→ **Records to process**:
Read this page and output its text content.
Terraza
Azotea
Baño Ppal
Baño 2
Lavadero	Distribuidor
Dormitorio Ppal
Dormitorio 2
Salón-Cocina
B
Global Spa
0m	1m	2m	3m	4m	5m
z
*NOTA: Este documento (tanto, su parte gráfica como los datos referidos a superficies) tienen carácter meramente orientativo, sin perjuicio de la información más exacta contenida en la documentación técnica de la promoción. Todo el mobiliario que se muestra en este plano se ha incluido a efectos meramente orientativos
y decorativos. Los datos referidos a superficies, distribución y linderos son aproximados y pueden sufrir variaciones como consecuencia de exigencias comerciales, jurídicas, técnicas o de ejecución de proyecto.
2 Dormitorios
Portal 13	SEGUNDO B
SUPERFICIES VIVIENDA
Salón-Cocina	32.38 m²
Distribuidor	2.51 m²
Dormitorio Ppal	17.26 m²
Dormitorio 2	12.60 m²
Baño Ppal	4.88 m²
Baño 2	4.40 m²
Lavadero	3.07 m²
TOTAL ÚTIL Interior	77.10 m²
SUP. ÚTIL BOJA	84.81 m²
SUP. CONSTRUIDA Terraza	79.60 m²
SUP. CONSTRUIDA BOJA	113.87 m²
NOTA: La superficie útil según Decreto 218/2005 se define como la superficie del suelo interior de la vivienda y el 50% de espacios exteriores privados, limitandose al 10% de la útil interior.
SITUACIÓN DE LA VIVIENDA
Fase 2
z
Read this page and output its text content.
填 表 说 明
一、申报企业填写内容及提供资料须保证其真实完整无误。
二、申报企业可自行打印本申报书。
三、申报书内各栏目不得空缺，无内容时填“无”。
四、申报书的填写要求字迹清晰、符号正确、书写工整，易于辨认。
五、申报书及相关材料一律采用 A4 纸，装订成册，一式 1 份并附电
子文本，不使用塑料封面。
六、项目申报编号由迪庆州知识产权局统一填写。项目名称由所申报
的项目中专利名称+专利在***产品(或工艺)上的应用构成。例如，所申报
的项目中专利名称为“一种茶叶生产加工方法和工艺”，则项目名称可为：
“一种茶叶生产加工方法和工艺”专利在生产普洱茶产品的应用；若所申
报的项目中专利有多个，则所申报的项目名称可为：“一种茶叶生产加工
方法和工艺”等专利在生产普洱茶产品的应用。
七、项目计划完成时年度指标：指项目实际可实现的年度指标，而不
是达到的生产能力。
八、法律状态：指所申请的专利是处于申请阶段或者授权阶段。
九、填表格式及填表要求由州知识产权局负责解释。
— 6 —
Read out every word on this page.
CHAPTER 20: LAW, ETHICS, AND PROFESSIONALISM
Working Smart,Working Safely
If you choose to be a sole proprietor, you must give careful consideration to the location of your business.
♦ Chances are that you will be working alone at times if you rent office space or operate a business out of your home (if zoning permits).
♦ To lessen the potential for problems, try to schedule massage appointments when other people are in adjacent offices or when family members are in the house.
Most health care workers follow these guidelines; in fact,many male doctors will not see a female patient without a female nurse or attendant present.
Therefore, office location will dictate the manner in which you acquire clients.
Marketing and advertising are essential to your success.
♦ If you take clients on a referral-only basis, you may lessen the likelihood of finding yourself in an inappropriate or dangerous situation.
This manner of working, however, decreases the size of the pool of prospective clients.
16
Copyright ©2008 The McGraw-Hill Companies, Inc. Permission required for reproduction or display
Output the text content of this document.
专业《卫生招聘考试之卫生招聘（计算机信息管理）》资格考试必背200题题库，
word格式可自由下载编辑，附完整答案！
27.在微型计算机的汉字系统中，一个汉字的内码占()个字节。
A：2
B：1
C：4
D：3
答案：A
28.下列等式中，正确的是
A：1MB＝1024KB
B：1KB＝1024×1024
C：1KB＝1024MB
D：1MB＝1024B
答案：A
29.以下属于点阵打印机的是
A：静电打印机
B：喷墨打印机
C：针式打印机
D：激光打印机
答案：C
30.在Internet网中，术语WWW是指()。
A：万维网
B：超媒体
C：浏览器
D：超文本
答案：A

→ **Exercise description**: Locate "Output the text content of this document." in the data above. Then repeat, exactly, its line and each line after it through the last, adding nothing.

→ **Answer in full**:
Output the text content of this document.
专业《卫生招聘考试之卫生招聘（计算机信息管理）》资格考试必背200题题库，
word格式可自由下载编辑，附完整答案！
27.在微型计算机的汉字系统中，一个汉字的内码占()个字节。
A：2
B：1
C：4
D：3
答案：A
28.下列等式中，正确的是
A：1MB＝1024KB
B：1KB＝1024×1024
C：1KB＝1024MB
D：1MB＝1024B
答案：A
29.以下属于点阵打印机的是
A：静电打印机
B：喷墨打印机
C：针式打印机
D：激光打印机
答案：C
30.在Internet网中，术语WWW是指()。
A：万维网
B：超媒体
C：浏览器
D：超文本
答案：A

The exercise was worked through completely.